WRITTEN EXERCISE = Repeat the data word for word. Do not include the pictures.
[Begin]
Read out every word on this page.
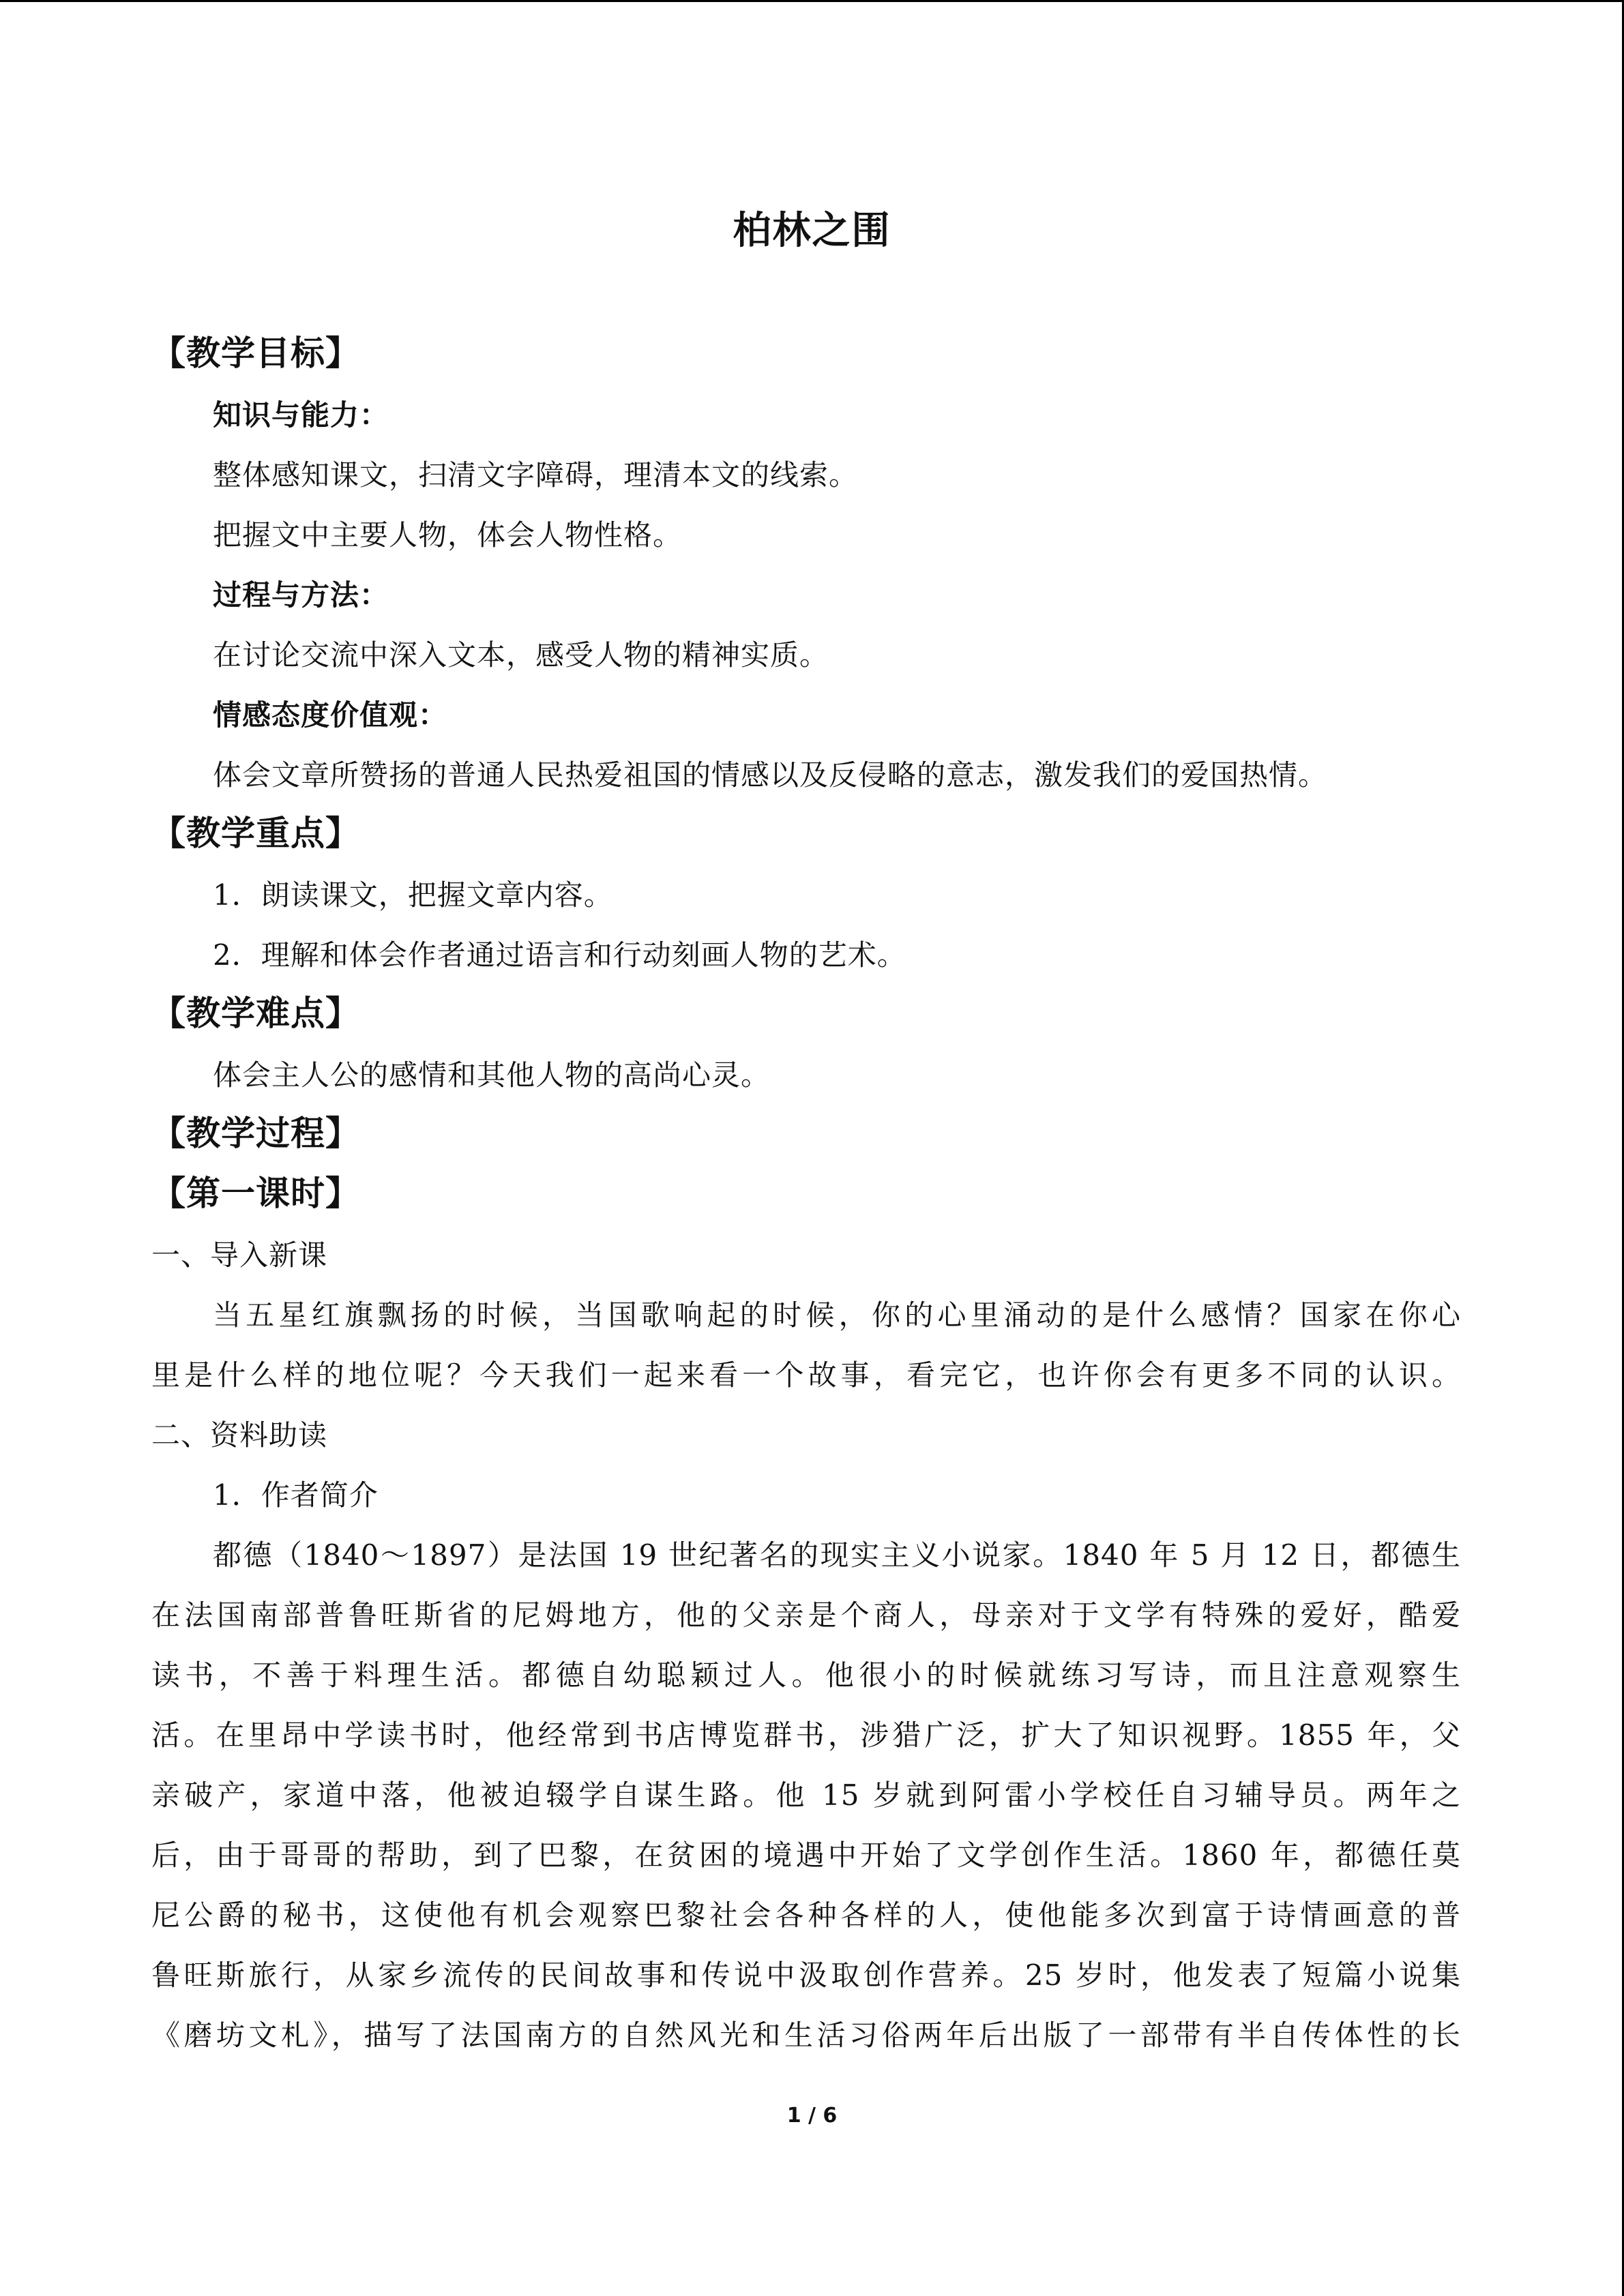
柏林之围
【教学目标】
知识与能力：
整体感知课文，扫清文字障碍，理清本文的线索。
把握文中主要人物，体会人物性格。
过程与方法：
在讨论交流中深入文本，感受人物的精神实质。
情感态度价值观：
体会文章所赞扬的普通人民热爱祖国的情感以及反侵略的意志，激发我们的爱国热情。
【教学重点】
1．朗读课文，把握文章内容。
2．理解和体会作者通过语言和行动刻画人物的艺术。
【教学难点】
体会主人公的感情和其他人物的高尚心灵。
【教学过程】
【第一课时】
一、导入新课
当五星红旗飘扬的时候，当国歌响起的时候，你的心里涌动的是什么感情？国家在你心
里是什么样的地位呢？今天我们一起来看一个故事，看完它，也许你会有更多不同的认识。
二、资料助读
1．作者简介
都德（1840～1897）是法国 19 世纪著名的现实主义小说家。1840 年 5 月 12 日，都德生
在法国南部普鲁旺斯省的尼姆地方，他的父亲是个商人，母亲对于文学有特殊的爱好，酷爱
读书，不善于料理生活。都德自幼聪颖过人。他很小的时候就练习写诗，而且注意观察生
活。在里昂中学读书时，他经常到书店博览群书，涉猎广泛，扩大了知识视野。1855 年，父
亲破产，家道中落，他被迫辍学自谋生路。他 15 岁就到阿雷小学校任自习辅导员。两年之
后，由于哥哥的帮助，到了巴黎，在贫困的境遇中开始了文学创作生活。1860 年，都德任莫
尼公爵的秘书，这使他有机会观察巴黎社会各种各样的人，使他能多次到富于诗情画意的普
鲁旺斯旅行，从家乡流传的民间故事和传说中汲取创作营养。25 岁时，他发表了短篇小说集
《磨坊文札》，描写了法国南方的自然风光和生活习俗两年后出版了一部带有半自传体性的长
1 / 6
[End]
SOLUTION =
Read out every word on this page.
柏林之围
【教学目标】
知识与能力：
整体感知课文，扫清文字障碍，理清本文的线索。
把握文中主要人物，体会人物性格。
过程与方法：
在讨论交流中深入文本，感受人物的精神实质。
情感态度价值观：
体会文章所赞扬的普通人民热爱祖国的情感以及反侵略的意志，激发我们的爱国热情。
【教学重点】
1．朗读课文，把握文章内容。
2．理解和体会作者通过语言和行动刻画人物的艺术。
【教学难点】
体会主人公的感情和其他人物的高尚心灵。
【教学过程】
【第一课时】
一、导入新课
当五星红旗飘扬的时候，当国歌响起的时候，你的心里涌动的是什么感情？国家在你心
里是什么样的地位呢？今天我们一起来看一个故事，看完它，也许你会有更多不同的认识。
二、资料助读
1．作者简介
都德（1840～1897）是法国 19 世纪著名的现实主义小说家。1840 年 5 月 12 日，都德生
在法国南部普鲁旺斯省的尼姆地方，他的父亲是个商人，母亲对于文学有特殊的爱好，酷爱
读书，不善于料理生活。都德自幼聪颖过人。他很小的时候就练习写诗，而且注意观察生
活。在里昂中学读书时，他经常到书店博览群书，涉猎广泛，扩大了知识视野。1855 年，父
亲破产，家道中落，他被迫辍学自谋生路。他 15 岁就到阿雷小学校任自习辅导员。两年之
后，由于哥哥的帮助，到了巴黎，在贫困的境遇中开始了文学创作生活。1860 年，都德任莫
尼公爵的秘书，这使他有机会观察巴黎社会各种各样的人，使他能多次到富于诗情画意的普
鲁旺斯旅行，从家乡流传的民间故事和传说中汲取创作营养。25 岁时，他发表了短篇小说集
《磨坊文札》，描写了法国南方的自然风光和生活习俗两年后出版了一部带有半自传体性的长
1 / 6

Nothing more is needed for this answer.